To do:
Send back the records in full, character for character.

Figure record extracts:

---*---

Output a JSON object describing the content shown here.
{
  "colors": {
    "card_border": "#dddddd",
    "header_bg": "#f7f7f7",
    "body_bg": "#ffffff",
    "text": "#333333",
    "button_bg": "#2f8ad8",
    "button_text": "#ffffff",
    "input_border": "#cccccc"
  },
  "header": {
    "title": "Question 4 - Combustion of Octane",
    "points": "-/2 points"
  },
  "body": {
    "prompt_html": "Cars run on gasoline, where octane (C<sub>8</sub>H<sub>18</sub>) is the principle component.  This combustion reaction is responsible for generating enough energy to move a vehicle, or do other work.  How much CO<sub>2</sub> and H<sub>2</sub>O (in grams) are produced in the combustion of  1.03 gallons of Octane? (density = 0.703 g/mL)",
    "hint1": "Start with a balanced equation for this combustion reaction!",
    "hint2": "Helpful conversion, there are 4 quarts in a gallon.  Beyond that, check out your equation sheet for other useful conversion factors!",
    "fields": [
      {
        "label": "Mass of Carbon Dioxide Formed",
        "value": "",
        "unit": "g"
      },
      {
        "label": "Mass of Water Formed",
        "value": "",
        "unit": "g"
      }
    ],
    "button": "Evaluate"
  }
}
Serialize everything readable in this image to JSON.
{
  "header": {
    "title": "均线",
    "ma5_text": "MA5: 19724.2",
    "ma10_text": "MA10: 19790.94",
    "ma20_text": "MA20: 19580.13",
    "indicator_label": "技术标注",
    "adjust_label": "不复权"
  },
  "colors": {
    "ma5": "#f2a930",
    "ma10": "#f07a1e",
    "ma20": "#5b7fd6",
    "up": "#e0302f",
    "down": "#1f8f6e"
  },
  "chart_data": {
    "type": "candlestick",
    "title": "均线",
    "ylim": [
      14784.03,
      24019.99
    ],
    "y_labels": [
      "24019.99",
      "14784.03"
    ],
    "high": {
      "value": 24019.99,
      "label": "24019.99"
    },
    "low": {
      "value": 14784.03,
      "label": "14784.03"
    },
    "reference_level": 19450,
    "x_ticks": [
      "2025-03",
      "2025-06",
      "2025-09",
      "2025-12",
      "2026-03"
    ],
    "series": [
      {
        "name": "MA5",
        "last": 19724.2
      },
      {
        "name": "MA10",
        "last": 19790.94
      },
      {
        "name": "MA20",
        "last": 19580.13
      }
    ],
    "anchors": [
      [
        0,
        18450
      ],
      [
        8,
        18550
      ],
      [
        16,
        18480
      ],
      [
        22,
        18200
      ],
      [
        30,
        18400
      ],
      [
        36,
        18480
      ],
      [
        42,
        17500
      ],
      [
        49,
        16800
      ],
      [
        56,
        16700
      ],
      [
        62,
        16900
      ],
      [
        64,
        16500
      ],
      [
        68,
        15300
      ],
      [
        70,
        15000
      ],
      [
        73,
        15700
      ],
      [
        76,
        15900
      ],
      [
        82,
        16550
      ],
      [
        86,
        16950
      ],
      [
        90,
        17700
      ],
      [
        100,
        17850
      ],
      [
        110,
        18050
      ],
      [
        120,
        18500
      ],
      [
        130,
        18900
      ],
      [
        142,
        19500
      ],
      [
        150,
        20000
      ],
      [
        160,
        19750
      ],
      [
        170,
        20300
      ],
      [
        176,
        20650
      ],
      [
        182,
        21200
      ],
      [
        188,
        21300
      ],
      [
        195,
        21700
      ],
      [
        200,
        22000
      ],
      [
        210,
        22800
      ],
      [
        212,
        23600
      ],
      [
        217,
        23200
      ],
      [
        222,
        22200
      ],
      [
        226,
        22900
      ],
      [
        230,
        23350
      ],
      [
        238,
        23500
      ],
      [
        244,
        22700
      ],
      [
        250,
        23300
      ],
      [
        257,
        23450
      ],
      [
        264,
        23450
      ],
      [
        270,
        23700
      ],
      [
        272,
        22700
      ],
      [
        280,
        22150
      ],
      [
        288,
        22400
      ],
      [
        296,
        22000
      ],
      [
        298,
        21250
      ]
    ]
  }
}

---*---

Final result:
Output a JSON object describing the content shown here.
{
  "colors": {
    "card_border": "#dddddd",
    "header_bg": "#f7f7f7",
    "body_bg": "#ffffff",
    "text": "#333333",
    "button_bg": "#2f8ad8",
    "button_text": "#ffffff",
    "input_border": "#cccccc"
  },
  "header": {
    "title": "Question 4 - Combustion of Octane",
    "points": "-/2 points"
  },
  "body": {
    "prompt_html": "Cars run on gasoline, where octane (C<sub>8</sub>H<sub>18</sub>) is the principle component.  This combustion reaction is responsible for generating enough energy to move a vehicle, or do other work.  How much CO<sub>2</sub> and H<sub>2</sub>O (in grams) are produced in the combustion of  1.03 gallons of Octane? (density = 0.703 g/mL)",
    "hint1": "Start with a balanced equation for this combustion reaction!",
    "hint2": "Helpful conversion, there are 4 quarts in a gallon.  Beyond that, check out your equation sheet for other useful conversion factors!",
    "fields": [
      {
        "label": "Mass of Carbon Dioxide Formed",
        "value": "",
        "unit": "g"
      },
      {
        "label": "Mass of Water Formed",
        "value": "",
        "unit": "g"
      }
    ],
    "button": "Evaluate"
  }
}
Serialize everything readable in this image to JSON.
{
  "header": {
    "title": "均线",
    "ma5_text": "MA5: 19724.2",
    "ma10_text": "MA10: 19790.94",
    "ma20_text": "MA20: 19580.13",
    "indicator_label": "技术标注",
    "adjust_label": "不复权"
  },
  "colors": {
    "ma5": "#f2a930",
    "ma10": "#f07a1e",
    "ma20": "#5b7fd6",
    "up": "#e0302f",
    "down": "#1f8f6e"
  },
  "chart_data": {
    "type": "candlestick",
    "title": "均线",
    "ylim": [
      14784.03,
      24019.99
    ],
    "y_labels": [
      "24019.99",
      "14784.03"
    ],
    "high": {
      "value": 24019.99,
      "label": "24019.99"
    },
    "low": {
      "value": 14784.03,
      "label": "14784.03"
    },
    "reference_level": 19450,
    "x_ticks": [
      "2025-03",
      "2025-06",
      "2025-09",
      "2025-12",
      "2026-03"
    ],
    "series": [
      {
        "name": "MA5",
        "last": 19724.2
      },
      {
        "name": "MA10",
        "last": 19790.94
      },
      {
        "name": "MA20",
        "last": 19580.13
      }
    ],
    "anchors": [
      [
        0,
        18450
      ],
      [
        8,
        18550
      ],
      [
        16,
        18480
      ],
      [
        22,
        18200
      ],
      [
        30,
        18400
      ],
      [
        36,
        18480
      ],
      [
        42,
        17500
      ],
      [
        49,
        16800
      ],
      [
        56,
        16700
      ],
      [
        62,
        16900
      ],
      [
        64,
        16500
      ],
      [
        68,
        15300
      ],
      [
        70,
        15000
      ],
      [
        73,
        15700
      ],
      [
        76,
        15900
      ],
      [
        82,
        16550
      ],
      [
        86,
        16950
      ],
      [
        90,
        17700
      ],
      [
        100,
        17850
      ],
      [
        110,
        18050
      ],
      [
        120,
        18500
      ],
      [
        130,
        18900
      ],
      [
        142,
        19500
      ],
      [
        150,
        20000
      ],
      [
        160,
        19750
      ],
      [
        170,
        20300
      ],
      [
        176,
        20650
      ],
      [
        182,
        21200
      ],
      [
        188,
        21300
      ],
      [
        195,
        21700
      ],
      [
        200,
        22000
      ],
      [
        210,
        22800
      ],
      [
        212,
        23600
      ],
      [
        217,
        23200
      ],
      [
        222,
        22200
      ],
      [
        226,
        22900
      ],
      [
        230,
        23350
      ],
      [
        238,
        23500
      ],
      [
        244,
        22700
      ],
      [
        250,
        23300
      ],
      [
        257,
        23450
      ],
      [
        264,
        23450
      ],
      [
        270,
        23700
      ],
      [
        272,
        22700
      ],
      [
        280,
        22150
      ],
      [
        288,
        22400
      ],
      [
        296,
        22000
      ],
      [
        298,
        21250
      ]
    ]
  }
}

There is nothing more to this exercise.